» PROBLEM DETAILS
Write out every one of the lines below word for word, with nothing changed or left out.

[Stored entries]
◆ ◆ ◆ ◆ ◆

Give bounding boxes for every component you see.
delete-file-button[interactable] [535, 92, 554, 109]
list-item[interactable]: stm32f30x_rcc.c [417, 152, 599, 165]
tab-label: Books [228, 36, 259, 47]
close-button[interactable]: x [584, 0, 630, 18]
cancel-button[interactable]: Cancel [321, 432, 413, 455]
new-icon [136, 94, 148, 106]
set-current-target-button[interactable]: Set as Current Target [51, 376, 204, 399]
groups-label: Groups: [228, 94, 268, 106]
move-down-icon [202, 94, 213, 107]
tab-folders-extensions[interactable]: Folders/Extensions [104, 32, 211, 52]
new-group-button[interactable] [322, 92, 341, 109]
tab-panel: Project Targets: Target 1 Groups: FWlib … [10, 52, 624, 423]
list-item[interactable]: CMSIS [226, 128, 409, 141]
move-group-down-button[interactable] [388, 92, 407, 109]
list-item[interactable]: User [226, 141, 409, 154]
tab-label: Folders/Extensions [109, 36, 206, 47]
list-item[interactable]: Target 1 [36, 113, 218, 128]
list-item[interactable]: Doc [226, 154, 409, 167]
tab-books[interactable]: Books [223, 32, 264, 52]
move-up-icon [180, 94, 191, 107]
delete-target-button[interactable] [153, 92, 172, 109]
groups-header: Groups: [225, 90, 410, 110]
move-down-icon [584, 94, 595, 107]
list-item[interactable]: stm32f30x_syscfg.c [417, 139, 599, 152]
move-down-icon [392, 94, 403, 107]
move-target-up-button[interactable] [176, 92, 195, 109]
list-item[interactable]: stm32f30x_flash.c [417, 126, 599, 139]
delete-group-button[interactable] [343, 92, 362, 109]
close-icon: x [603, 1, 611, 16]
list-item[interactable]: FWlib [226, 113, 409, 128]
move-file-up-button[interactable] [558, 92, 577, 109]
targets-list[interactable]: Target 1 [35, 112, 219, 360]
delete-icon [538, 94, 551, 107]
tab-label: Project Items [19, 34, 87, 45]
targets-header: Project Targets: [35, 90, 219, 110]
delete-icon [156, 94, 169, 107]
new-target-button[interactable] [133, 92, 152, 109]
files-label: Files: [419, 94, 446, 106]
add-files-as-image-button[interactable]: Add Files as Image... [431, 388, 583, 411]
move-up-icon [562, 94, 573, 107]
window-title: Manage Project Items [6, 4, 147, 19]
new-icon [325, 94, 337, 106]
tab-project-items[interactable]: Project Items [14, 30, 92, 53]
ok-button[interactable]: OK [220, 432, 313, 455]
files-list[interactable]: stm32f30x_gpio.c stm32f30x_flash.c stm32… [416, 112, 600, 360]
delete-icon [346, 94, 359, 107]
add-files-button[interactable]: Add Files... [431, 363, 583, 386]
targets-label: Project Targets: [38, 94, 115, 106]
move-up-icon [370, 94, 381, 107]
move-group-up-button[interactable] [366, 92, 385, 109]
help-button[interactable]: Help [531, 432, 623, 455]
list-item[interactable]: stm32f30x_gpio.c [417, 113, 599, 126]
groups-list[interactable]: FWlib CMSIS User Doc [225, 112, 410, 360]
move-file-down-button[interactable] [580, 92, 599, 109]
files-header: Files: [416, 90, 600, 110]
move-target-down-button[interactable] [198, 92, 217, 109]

◆ ◆ ◆ ◆ ◆

» FULL SOLUTION
Give bounding boxes for every component you see.
delete-file-button[interactable] [535, 92, 554, 109]
list-item[interactable]: stm32f30x_rcc.c [417, 152, 599, 165]
tab-label: Books [228, 36, 259, 47]
close-button[interactable]: x [584, 0, 630, 18]
cancel-button[interactable]: Cancel [321, 432, 413, 455]
new-icon [136, 94, 148, 106]
set-current-target-button[interactable]: Set as Current Target [51, 376, 204, 399]
groups-label: Groups: [228, 94, 268, 106]
move-down-icon [202, 94, 213, 107]
tab-folders-extensions[interactable]: Folders/Extensions [104, 32, 211, 52]
new-group-button[interactable] [322, 92, 341, 109]
tab-panel: Project Targets: Target 1 Groups: FWlib … [10, 52, 624, 423]
list-item[interactable]: CMSIS [226, 128, 409, 141]
move-group-down-button[interactable] [388, 92, 407, 109]
list-item[interactable]: User [226, 141, 409, 154]
tab-label: Folders/Extensions [109, 36, 206, 47]
list-item[interactable]: Target 1 [36, 113, 218, 128]
list-item[interactable]: Doc [226, 154, 409, 167]
tab-books[interactable]: Books [223, 32, 264, 52]
move-up-icon [180, 94, 191, 107]
delete-target-button[interactable] [153, 92, 172, 109]
groups-header: Groups: [225, 90, 410, 110]
move-down-icon [584, 94, 595, 107]
list-item[interactable]: stm32f30x_syscfg.c [417, 139, 599, 152]
move-down-icon [392, 94, 403, 107]
move-target-up-button[interactable] [176, 92, 195, 109]
list-item[interactable]: stm32f30x_flash.c [417, 126, 599, 139]
delete-group-button[interactable] [343, 92, 362, 109]
close-icon: x [603, 1, 611, 16]
list-item[interactable]: FWlib [226, 113, 409, 128]
move-file-up-button[interactable] [558, 92, 577, 109]
targets-list[interactable]: Target 1 [35, 112, 219, 360]
delete-icon [538, 94, 551, 107]
tab-label: Project Items [19, 34, 87, 45]
targets-header: Project Targets: [35, 90, 219, 110]
delete-icon [156, 94, 169, 107]
new-target-button[interactable] [133, 92, 152, 109]
files-label: Files: [419, 94, 446, 106]
add-files-as-image-button[interactable]: Add Files as Image... [431, 388, 583, 411]
move-up-icon [562, 94, 573, 107]
window-title: Manage Project Items [6, 4, 147, 19]
new-icon [325, 94, 337, 106]
tab-project-items[interactable]: Project Items [14, 30, 92, 53]
ok-button[interactable]: OK [220, 432, 313, 455]
files-list[interactable]: stm32f30x_gpio.c stm32f30x_flash.c stm32… [416, 112, 600, 360]
delete-icon [346, 94, 359, 107]
add-files-button[interactable]: Add Files... [431, 363, 583, 386]
targets-label: Project Targets: [38, 94, 115, 106]
move-up-icon [370, 94, 381, 107]
move-group-up-button[interactable] [366, 92, 385, 109]
help-button[interactable]: Help [531, 432, 623, 455]
list-item[interactable]: stm32f30x_gpio.c [417, 113, 599, 126]
groups-list[interactable]: FWlib CMSIS User Doc [225, 112, 410, 360]
move-file-down-button[interactable] [580, 92, 599, 109]
files-header: Files: [416, 90, 600, 110]
move-target-down-button[interactable] [198, 92, 217, 109]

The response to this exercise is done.